**Segmento del documento**

=-=-=

Cerca del 50 por ciento de los chicos que están en las calles platenses, según datos de ONG's locales, tienen entre 10 y 15 años, y son más varones que mujeres (58 por ciento contra 42). Salen a trabajar, se exponen a situaciones que ponen en riesgo su salud física y psíquica, asumen responsabilidades propias de un adulto, dejan la escuela y pierden así una oportunidad para escapar de esa pobreza que, justamente, los empuja a la calle. Una cosa lleva a la otra, el círculo se vuelve difícil de cortar y, cuando ellos sean grandes, lo más probable es que sus hijos repitan la misma historia.
El trabajo infantil no es delito en sí mismo, pero sí se considera que el chico que lo realiza es una víctima a la que el Estado debe asistir. La crisis, que produjo un quiebre y aceleró los procesos de empobrecimiento en los últimos años, hizo que a mucha gente le resultara algo casi normal ver niños trabajando, con lo que se corre el riesgo de que el ojo común se acostumbre a esta situación como parte de la nueva realidad social.
La Convención sobre los Derechos del Niño y la Ley Nacional 26.061 de Protección Integral de los Derechos de los Niños, Niñas y Adolescentes, cabe remarcar, establecen la obligación del Estado en la protección de los derechos de la niñez. En el ámbito provincial la Ley 13.298 es el marco legislativo y jurídico con el cual el gobierno provincial protege y promueve los derechos de los niños, niñas y adolescentes.
Para Graciela Fontana, integrante del Foro por los Derechos de la Niñez, la Adolescencia y la Juventud de la provincia de Buenos Aires, esta reciente Ley Provincial de los derechos del niño/a -que ya entró en vigencia- "permite intervenir en el diseño de políticas públicas desde los principios de universalidad, prioridad y unidad de derechos, desde lo general hasta las acciones puntuales".
Algo similar opina su colega Marcelo Ponce Núñez, coordinador del Hogar del Padre Cajade: "En la provincia de Buenos Aires se vienen produciendo cambios profundos en la legislación que regula los derechos y obligaciones de los niños y jóvenes, adecuando luego de largas décadas la Convención Internacional de los Derechos del Niño a nuestra estructura interna y dando certificado de defunción a la triste y célebre institución del patronato. Entre los cambios que se proponen está la escucha del pibe; sí, oírlo, darle ese espacio necesario de verdadero diálogo entre los componentes del grupo de contención".

=-=-=

**Acción requerida**
En el texto sobre el trabajo infantil en La Plata, ¿qué ley es el marco legislativo y jurídico con el que el gobierno provincial protege los derechos de niños, niñas y adolescentes? Los datos que siguen son material independiente del texto anterior.

**Extractos de datos**
=-=-=

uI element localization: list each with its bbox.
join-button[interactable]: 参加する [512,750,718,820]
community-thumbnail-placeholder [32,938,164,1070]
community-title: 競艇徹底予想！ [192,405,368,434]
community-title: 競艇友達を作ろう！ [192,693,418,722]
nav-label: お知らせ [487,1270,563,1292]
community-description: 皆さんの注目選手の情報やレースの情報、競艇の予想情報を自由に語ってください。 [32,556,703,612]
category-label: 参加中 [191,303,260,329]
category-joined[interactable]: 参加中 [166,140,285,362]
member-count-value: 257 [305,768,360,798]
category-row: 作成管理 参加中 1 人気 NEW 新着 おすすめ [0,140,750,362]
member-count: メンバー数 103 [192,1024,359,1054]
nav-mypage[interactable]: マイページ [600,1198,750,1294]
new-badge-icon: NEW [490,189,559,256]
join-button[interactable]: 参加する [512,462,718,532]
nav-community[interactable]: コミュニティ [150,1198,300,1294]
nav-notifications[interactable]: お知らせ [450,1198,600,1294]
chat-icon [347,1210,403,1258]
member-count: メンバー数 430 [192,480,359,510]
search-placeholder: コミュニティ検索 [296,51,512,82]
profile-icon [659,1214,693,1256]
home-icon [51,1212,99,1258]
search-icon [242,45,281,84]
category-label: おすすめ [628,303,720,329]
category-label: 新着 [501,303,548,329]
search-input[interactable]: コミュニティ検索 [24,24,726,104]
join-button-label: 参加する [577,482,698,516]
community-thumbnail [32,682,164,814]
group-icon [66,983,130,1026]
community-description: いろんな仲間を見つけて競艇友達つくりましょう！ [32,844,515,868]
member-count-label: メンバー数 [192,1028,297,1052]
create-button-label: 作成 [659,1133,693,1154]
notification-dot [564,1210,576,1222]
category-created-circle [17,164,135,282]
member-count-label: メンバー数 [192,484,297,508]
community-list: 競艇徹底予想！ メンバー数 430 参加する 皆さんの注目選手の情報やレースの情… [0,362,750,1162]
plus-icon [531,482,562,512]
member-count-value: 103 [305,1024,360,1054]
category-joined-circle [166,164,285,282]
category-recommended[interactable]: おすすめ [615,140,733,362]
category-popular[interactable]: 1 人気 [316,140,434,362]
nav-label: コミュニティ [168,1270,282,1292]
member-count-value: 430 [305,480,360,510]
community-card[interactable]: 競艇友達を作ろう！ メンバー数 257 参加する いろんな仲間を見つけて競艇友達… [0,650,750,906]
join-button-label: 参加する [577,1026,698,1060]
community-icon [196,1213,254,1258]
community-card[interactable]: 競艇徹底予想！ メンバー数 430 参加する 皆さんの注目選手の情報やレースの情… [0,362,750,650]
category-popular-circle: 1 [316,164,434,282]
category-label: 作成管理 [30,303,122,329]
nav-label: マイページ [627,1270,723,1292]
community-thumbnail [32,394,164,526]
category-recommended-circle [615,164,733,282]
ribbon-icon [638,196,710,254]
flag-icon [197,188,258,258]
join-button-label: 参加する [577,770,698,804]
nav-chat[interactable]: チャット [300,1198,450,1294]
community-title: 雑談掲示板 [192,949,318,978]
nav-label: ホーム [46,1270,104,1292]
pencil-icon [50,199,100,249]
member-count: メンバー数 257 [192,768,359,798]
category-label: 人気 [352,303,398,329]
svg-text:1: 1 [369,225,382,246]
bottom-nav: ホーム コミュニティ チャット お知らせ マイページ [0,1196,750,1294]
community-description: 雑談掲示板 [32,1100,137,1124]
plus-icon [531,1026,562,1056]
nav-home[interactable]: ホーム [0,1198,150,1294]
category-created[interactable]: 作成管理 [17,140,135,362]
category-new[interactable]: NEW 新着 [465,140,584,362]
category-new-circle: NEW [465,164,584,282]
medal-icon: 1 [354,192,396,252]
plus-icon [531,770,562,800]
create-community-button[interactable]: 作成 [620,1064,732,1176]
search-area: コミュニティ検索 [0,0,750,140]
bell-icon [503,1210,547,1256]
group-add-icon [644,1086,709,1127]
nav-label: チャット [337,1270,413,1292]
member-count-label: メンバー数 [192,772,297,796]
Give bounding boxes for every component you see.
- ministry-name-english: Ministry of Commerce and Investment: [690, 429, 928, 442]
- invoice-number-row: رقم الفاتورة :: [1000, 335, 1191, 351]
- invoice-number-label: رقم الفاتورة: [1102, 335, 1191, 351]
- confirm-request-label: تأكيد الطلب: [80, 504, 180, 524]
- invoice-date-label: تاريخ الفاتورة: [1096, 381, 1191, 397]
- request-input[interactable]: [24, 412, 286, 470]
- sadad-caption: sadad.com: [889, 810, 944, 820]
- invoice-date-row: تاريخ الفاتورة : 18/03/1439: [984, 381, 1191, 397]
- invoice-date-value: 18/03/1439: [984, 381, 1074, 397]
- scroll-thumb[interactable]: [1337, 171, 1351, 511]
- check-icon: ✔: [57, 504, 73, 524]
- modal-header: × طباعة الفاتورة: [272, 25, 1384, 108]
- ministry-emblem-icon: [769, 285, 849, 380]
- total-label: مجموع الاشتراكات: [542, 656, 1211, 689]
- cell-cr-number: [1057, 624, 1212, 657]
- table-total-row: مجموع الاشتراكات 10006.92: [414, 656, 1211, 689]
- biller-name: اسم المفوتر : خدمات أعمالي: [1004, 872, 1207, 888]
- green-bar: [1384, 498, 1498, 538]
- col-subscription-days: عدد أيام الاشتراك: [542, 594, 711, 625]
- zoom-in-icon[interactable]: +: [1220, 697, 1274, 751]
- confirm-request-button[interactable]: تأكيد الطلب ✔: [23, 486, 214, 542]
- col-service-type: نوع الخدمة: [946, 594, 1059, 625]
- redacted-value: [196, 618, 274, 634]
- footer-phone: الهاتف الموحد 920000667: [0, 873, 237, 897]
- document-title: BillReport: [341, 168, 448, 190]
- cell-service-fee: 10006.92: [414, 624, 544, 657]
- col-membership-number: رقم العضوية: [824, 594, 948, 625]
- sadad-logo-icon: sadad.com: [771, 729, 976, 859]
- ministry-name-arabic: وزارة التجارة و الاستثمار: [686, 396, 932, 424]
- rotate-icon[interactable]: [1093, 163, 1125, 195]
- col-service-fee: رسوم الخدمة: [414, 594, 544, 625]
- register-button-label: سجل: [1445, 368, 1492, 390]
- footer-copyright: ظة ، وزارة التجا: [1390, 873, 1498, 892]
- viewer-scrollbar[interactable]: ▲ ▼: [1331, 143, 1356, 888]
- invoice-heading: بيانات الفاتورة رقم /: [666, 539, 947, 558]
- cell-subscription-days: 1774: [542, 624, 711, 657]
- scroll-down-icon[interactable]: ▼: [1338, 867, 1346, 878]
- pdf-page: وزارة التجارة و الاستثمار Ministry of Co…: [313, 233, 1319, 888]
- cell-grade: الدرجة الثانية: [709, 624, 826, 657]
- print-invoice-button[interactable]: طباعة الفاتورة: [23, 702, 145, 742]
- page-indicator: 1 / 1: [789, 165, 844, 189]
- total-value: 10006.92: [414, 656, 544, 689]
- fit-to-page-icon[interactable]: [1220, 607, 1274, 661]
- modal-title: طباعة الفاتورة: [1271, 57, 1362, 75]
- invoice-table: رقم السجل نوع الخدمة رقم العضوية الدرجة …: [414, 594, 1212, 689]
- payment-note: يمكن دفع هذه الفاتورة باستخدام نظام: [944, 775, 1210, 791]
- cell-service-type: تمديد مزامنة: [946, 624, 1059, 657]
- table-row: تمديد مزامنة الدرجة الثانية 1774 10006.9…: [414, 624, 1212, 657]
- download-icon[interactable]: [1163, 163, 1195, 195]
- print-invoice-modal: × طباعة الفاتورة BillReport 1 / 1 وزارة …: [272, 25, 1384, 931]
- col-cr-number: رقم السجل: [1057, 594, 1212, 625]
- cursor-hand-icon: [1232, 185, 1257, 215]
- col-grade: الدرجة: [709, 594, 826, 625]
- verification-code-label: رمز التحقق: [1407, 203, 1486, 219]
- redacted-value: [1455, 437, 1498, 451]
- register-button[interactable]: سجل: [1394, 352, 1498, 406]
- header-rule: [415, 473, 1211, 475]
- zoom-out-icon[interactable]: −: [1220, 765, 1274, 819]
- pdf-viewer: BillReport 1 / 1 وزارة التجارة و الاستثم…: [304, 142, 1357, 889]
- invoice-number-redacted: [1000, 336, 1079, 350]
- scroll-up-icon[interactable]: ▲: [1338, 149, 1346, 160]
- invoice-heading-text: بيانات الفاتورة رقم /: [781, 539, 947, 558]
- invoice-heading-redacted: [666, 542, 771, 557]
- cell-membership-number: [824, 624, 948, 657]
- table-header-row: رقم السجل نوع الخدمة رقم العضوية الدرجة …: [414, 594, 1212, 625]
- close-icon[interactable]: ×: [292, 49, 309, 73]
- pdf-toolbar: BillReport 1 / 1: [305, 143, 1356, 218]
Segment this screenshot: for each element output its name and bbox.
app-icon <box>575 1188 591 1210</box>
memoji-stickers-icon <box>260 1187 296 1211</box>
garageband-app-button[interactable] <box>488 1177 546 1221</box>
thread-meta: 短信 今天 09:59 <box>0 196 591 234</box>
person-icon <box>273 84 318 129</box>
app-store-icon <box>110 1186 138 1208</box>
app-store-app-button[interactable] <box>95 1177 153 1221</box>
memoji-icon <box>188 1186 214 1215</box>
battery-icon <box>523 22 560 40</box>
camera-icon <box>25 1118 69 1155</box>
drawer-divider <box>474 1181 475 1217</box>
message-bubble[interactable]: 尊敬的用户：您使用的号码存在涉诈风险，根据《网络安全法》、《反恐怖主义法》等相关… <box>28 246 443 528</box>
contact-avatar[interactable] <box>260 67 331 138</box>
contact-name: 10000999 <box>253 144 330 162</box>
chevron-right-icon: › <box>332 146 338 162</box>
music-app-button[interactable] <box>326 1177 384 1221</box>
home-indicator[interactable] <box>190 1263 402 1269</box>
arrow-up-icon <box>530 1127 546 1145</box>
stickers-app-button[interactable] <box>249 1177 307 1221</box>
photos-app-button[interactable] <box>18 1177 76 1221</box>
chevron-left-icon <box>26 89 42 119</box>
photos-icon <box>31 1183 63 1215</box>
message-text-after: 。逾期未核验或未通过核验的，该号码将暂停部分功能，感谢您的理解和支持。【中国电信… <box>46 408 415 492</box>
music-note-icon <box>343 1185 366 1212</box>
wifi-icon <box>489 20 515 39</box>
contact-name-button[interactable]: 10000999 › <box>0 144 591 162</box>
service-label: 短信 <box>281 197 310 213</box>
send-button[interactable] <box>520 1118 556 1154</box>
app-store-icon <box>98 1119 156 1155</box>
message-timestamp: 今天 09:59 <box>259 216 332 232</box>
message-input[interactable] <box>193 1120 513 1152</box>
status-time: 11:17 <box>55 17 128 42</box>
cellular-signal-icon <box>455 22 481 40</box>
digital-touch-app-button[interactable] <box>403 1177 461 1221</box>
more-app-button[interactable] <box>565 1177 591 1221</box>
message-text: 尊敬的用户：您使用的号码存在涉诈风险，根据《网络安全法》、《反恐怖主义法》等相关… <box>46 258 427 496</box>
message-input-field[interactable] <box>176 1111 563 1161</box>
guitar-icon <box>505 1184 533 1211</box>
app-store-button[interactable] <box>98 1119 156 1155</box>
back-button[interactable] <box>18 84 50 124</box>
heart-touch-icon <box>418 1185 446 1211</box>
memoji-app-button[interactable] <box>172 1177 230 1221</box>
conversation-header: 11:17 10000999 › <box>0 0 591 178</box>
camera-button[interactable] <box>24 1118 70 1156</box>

=-=-=

**Respuesta**
La Ley 13.298.